◆ The request:
Everything in the data should be repeated exactly, save for the images.

◆ Given data:
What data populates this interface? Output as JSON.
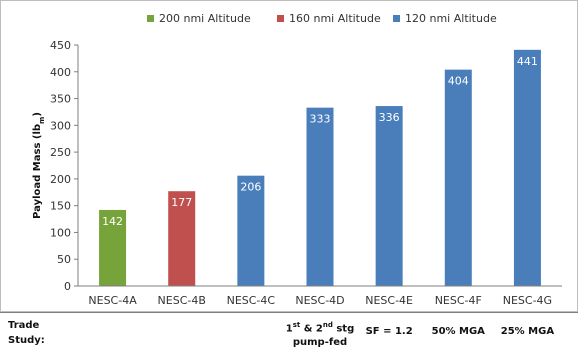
{
  "chart_data": {
    "type": "bar",
    "categories": [
      "NESC-4A",
      "NESC-4B",
      "NESC-4C",
      "NESC-4D",
      "NESC-4E",
      "NESC-4F",
      "NESC-4G"
    ],
    "values": [
      142,
      177,
      206,
      333,
      336,
      404,
      441
    ],
    "series_of_bar": [
      0,
      1,
      2,
      2,
      2,
      2,
      2
    ],
    "legend": [
      {
        "name": "200 nmi Altitude",
        "color": "#77a33b"
      },
      {
        "name": "160 nmi Altitude",
        "color": "#c0504d"
      },
      {
        "name": "120 nmi Altitude",
        "color": "#4a7ebb"
      }
    ],
    "ylabel": "Payload Mass (lbm)",
    "ylim": [
      0,
      450
    ],
    "yticks": [
      0,
      50,
      100,
      150,
      200,
      250,
      300,
      350,
      400,
      450
    ],
    "grid": false,
    "legend_position": "top"
  },
  "trade_study": {
    "title": "Trade\nStudy:",
    "notes": [
      "",
      "",
      "",
      "1st & 2nd stg\npump-fed",
      "SF = 1.2",
      "50% MGA",
      "25% MGA"
    ]
  }
}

◆ Task response:
What data populates this interface? Output as JSON.
{
  "chart_data": {
    "type": "bar",
    "categories": [
      "NESC-4A",
      "NESC-4B",
      "NESC-4C",
      "NESC-4D",
      "NESC-4E",
      "NESC-4F",
      "NESC-4G"
    ],
    "values": [
      142,
      177,
      206,
      333,
      336,
      404,
      441
    ],
    "series_of_bar": [
      0,
      1,
      2,
      2,
      2,
      2,
      2
    ],
    "legend": [
      {
        "name": "200 nmi Altitude",
        "color": "#77a33b"
      },
      {
        "name": "160 nmi Altitude",
        "color": "#c0504d"
      },
      {
        "name": "120 nmi Altitude",
        "color": "#4a7ebb"
      }
    ],
    "ylabel": "Payload Mass (lbm)",
    "ylim": [
      0,
      450
    ],
    "yticks": [
      0,
      50,
      100,
      150,
      200,
      250,
      300,
      350,
      400,
      450
    ],
    "grid": false,
    "legend_position": "top"
  },
  "trade_study": {
    "title": "Trade\nStudy:",
    "notes": [
      "",
      "",
      "",
      "1st & 2nd stg\npump-fed",
      "SF = 1.2",
      "50% MGA",
      "25% MGA"
    ]
  }
}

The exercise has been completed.